→ Saved data entries:
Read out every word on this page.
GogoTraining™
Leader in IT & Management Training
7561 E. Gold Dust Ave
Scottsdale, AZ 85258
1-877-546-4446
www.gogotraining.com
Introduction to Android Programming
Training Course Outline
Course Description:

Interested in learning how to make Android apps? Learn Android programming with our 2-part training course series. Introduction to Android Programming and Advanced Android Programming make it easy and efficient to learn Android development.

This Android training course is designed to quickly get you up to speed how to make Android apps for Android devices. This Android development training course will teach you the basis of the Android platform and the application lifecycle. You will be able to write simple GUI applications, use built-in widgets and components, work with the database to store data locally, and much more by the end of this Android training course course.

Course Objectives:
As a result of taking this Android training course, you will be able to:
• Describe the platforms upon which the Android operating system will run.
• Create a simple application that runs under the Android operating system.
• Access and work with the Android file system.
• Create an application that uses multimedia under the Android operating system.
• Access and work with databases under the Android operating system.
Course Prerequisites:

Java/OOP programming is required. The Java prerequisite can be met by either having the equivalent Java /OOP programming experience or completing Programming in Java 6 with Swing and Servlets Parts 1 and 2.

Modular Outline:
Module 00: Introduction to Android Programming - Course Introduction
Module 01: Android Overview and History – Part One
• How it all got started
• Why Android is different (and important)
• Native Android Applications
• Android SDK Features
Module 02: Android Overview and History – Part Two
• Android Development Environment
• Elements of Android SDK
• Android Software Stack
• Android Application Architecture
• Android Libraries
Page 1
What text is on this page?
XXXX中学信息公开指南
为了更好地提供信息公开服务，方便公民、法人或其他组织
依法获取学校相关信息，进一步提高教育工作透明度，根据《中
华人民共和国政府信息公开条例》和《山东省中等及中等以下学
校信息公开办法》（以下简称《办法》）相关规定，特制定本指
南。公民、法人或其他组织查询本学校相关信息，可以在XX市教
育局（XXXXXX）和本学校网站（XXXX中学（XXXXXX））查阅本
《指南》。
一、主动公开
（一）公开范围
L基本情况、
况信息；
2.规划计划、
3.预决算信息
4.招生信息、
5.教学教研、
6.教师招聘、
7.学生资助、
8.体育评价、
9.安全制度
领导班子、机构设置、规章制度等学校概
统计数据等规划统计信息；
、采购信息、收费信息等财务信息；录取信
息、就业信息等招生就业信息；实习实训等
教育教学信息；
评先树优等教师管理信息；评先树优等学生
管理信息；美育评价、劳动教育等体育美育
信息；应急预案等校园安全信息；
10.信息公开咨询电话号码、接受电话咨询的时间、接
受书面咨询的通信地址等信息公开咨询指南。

→ EXERCISE PROMPT:
Each line of the material above must be retyped precisely.

→ TASK SOLUTION:
Read out every word on this page.
GogoTraining™
Leader in IT & Management Training
7561 E. Gold Dust Ave
Scottsdale, AZ 85258
1-877-546-4446
www.gogotraining.com
Introduction to Android Programming
Training Course Outline
Course Description:

Interested in learning how to make Android apps? Learn Android programming with our 2-part training course series. Introduction to Android Programming and Advanced Android Programming make it easy and efficient to learn Android development.

This Android training course is designed to quickly get you up to speed how to make Android apps for Android devices. This Android development training course will teach you the basis of the Android platform and the application lifecycle. You will be able to write simple GUI applications, use built-in widgets and components, work with the database to store data locally, and much more by the end of this Android training course course.

Course Objectives:
As a result of taking this Android training course, you will be able to:
• Describe the platforms upon which the Android operating system will run.
• Create a simple application that runs under the Android operating system.
• Access and work with the Android file system.
• Create an application that uses multimedia under the Android operating system.
• Access and work with databases under the Android operating system.
Course Prerequisites:

Java/OOP programming is required. The Java prerequisite can be met by either having the equivalent Java /OOP programming experience or completing Programming in Java 6 with Swing and Servlets Parts 1 and 2.

Modular Outline:
Module 00: Introduction to Android Programming - Course Introduction
Module 01: Android Overview and History – Part One
• How it all got started
• Why Android is different (and important)
• Native Android Applications
• Android SDK Features
Module 02: Android Overview and History – Part Two
• Android Development Environment
• Elements of Android SDK
• Android Software Stack
• Android Application Architecture
• Android Libraries
Page 1
What text is on this page?
XXXX中学信息公开指南
为了更好地提供信息公开服务，方便公民、法人或其他组织
依法获取学校相关信息，进一步提高教育工作透明度，根据《中
华人民共和国政府信息公开条例》和《山东省中等及中等以下学
校信息公开办法》（以下简称《办法》）相关规定，特制定本指
南。公民、法人或其他组织查询本学校相关信息，可以在XX市教
育局（XXXXXX）和本学校网站（XXXX中学（XXXXXX））查阅本
《指南》。
一、主动公开
（一）公开范围
L基本情况、
况信息；
2.规划计划、
3.预决算信息
4.招生信息、
5.教学教研、
6.教师招聘、
7.学生资助、
8.体育评价、
9.安全制度
领导班子、机构设置、规章制度等学校概
统计数据等规划统计信息；
、采购信息、收费信息等财务信息；录取信
息、就业信息等招生就业信息；实习实训等
教育教学信息；
评先树优等教师管理信息；评先树优等学生
管理信息；美育评价、劳动教育等体育美育
信息；应急预案等校园安全信息；
10.信息公开咨询电话号码、接受电话咨询的时间、接
受书面咨询的通信地址等信息公开咨询指南。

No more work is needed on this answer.